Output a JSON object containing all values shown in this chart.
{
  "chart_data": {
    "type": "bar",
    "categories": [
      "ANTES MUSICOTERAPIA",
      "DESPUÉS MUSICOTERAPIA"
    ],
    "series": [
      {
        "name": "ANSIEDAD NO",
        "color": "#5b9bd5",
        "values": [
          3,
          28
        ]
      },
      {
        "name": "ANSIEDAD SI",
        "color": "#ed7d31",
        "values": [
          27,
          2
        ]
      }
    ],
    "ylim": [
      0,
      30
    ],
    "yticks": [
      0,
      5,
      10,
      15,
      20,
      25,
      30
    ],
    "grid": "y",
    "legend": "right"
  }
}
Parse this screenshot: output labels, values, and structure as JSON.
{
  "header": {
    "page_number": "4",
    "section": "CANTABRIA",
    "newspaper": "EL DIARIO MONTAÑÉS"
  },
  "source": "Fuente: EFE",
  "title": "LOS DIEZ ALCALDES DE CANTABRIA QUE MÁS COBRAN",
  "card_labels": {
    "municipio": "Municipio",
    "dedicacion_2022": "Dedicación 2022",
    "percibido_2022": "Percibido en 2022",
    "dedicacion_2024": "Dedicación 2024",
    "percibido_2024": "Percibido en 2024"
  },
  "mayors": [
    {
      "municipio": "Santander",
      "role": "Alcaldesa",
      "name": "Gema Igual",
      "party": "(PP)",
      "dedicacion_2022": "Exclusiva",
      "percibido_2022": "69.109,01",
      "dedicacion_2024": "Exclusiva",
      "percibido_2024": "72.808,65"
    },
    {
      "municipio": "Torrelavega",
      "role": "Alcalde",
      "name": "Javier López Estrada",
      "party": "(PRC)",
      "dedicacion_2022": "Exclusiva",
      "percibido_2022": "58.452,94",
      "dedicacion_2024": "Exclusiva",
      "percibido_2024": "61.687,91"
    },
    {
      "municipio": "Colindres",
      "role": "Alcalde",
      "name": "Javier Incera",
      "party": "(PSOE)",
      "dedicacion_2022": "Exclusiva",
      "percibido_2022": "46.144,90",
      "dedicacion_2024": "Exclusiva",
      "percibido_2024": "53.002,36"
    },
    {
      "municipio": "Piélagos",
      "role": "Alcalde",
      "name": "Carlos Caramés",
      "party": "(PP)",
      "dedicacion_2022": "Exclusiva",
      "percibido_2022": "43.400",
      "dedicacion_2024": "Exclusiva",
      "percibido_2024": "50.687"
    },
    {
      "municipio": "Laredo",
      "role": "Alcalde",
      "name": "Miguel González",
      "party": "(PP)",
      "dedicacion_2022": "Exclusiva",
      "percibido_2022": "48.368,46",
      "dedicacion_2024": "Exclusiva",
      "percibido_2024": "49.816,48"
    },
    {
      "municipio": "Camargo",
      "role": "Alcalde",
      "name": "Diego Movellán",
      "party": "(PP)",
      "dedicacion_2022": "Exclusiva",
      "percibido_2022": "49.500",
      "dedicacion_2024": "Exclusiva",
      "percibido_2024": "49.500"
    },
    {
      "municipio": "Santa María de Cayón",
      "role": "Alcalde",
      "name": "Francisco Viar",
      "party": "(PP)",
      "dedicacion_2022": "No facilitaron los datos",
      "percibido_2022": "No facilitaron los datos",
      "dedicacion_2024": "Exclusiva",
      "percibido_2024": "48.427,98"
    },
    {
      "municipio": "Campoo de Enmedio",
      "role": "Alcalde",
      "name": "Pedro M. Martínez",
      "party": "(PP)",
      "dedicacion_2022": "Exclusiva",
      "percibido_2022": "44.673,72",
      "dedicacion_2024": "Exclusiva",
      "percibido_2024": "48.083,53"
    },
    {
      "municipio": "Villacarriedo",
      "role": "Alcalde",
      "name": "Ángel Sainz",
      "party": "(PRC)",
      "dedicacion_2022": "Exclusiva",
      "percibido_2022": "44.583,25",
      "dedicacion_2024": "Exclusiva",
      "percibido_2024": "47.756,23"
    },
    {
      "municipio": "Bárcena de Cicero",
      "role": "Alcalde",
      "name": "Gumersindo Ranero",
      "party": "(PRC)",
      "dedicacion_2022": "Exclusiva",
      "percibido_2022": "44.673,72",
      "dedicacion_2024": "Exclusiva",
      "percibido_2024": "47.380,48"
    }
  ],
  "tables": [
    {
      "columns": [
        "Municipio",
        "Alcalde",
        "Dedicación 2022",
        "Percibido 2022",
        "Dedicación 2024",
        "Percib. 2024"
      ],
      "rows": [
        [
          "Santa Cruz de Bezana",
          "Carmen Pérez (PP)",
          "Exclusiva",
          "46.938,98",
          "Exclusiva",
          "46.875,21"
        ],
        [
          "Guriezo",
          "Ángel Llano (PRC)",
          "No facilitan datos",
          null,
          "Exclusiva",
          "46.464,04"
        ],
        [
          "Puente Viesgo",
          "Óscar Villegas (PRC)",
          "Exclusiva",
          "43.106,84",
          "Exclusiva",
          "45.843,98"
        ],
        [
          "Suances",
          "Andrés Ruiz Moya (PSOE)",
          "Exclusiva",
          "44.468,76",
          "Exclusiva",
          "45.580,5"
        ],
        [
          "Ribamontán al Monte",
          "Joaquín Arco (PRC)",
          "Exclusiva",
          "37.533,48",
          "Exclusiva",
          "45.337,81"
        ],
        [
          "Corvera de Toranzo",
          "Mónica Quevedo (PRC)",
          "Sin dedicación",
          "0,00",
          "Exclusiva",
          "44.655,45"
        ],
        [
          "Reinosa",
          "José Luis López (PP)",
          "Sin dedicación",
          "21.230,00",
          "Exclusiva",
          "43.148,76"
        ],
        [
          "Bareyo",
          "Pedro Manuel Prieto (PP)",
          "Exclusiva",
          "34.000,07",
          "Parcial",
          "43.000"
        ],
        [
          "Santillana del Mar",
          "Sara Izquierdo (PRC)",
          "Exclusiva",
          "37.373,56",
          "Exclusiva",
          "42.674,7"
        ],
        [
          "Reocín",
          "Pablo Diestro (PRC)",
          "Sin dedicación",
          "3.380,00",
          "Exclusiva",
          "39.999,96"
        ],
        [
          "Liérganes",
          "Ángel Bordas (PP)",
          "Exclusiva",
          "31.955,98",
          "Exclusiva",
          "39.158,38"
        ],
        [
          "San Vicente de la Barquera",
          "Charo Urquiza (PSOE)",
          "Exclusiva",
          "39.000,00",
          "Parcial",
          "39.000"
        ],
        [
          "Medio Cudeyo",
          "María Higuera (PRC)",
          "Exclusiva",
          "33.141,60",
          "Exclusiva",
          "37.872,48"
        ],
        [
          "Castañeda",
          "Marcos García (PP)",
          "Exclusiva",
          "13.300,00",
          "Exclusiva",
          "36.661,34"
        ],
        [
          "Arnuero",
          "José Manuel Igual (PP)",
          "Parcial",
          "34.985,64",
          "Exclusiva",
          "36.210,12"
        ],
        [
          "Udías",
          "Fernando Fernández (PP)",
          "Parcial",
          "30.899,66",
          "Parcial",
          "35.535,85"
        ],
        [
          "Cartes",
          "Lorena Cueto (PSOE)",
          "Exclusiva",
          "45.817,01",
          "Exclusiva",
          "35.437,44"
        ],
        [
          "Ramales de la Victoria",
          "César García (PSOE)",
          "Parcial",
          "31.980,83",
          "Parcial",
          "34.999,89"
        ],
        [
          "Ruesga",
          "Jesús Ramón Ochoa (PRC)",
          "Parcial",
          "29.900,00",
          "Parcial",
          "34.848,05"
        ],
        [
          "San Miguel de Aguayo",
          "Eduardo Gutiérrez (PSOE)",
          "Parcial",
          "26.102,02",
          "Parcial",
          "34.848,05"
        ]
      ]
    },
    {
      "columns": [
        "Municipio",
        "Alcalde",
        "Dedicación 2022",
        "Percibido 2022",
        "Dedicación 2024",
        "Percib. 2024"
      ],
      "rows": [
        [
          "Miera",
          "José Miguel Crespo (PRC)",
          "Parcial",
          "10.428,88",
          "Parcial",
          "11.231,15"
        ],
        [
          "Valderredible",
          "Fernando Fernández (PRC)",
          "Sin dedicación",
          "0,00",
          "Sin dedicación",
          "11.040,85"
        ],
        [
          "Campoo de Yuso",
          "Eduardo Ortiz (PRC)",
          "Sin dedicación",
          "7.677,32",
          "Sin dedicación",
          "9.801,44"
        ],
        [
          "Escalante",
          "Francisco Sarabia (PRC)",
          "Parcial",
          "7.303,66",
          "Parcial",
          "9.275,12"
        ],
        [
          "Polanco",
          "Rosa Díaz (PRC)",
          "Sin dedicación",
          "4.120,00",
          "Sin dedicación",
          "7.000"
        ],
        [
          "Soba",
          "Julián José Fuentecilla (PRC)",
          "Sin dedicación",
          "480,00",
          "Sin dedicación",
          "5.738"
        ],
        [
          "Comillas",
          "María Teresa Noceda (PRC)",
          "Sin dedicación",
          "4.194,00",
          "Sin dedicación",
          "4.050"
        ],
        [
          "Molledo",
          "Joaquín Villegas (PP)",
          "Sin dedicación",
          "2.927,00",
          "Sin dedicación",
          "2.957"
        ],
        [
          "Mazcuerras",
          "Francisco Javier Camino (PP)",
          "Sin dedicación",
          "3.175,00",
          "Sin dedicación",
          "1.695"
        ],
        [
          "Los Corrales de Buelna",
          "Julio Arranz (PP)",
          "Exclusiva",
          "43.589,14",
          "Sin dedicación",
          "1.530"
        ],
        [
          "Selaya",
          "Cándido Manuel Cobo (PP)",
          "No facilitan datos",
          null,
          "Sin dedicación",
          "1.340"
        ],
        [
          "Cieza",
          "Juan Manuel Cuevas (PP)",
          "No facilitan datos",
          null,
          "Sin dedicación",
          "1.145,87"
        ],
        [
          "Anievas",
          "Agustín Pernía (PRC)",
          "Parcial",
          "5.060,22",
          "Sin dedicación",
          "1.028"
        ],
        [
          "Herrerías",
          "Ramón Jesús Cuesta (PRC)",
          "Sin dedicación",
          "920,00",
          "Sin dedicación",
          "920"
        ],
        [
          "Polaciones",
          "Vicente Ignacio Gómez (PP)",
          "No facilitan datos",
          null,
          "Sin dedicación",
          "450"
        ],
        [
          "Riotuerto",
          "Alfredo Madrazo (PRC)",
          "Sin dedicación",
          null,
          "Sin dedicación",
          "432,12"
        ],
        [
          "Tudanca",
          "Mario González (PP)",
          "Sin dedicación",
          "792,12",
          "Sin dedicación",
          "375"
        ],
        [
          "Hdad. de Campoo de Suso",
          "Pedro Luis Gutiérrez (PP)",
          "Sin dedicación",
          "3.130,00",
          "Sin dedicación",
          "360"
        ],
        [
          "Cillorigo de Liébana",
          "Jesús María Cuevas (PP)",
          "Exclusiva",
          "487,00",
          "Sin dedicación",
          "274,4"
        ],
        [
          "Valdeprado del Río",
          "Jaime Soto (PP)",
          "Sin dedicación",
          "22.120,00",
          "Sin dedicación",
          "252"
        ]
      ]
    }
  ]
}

********

#### Problem details:
Which lines include "María"? Copy each of them out.

#### Complete output:
      "municipio": "Santa María de Cayón",
          "María Higuera (PRC)",
          "María Teresa Noceda (PRC)",
          "Jesús María Cuevas (PP)",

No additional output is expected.